-- START OF RECORDED DATA --
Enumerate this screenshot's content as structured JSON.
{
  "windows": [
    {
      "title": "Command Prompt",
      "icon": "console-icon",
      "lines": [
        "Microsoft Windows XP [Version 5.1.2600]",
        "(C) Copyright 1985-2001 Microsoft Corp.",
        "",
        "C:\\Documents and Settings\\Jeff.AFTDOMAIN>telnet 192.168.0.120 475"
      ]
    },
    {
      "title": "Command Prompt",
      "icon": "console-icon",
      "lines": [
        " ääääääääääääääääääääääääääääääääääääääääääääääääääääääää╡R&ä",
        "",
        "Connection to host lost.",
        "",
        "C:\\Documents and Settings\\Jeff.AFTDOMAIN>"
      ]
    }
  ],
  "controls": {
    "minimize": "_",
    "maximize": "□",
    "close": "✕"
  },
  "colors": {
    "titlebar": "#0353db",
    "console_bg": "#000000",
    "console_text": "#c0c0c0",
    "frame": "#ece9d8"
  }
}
-- END OF RECORDED DATA --
Extract all the entries word for word.

Enumerate this screenshot's content as structured JSON.
{
  "windows": [
    {
      "title": "Command Prompt",
      "icon": "console-icon",
      "lines": [
        "Microsoft Windows XP [Version 5.1.2600]",
        "(C) Copyright 1985-2001 Microsoft Corp.",
        "",
        "C:\\Documents and Settings\\Jeff.AFTDOMAIN>telnet 192.168.0.120 475"
      ]
    },
    {
      "title": "Command Prompt",
      "icon": "console-icon",
      "lines": [
        " ääääääääääääääääääääääääääääääääääääääääääääääääääääääää╡R&ä",
        "",
        "Connection to host lost.",
        "",
        "C:\\Documents and Settings\\Jeff.AFTDOMAIN>"
      ]
    }
  ],
  "controls": {
    "minimize": "_",
    "maximize": "□",
    "close": "✕"
  },
  "colors": {
    "titlebar": "#0353db",
    "console_bg": "#000000",
    "console_text": "#c0c0c0",
    "frame": "#ece9d8"
  }
}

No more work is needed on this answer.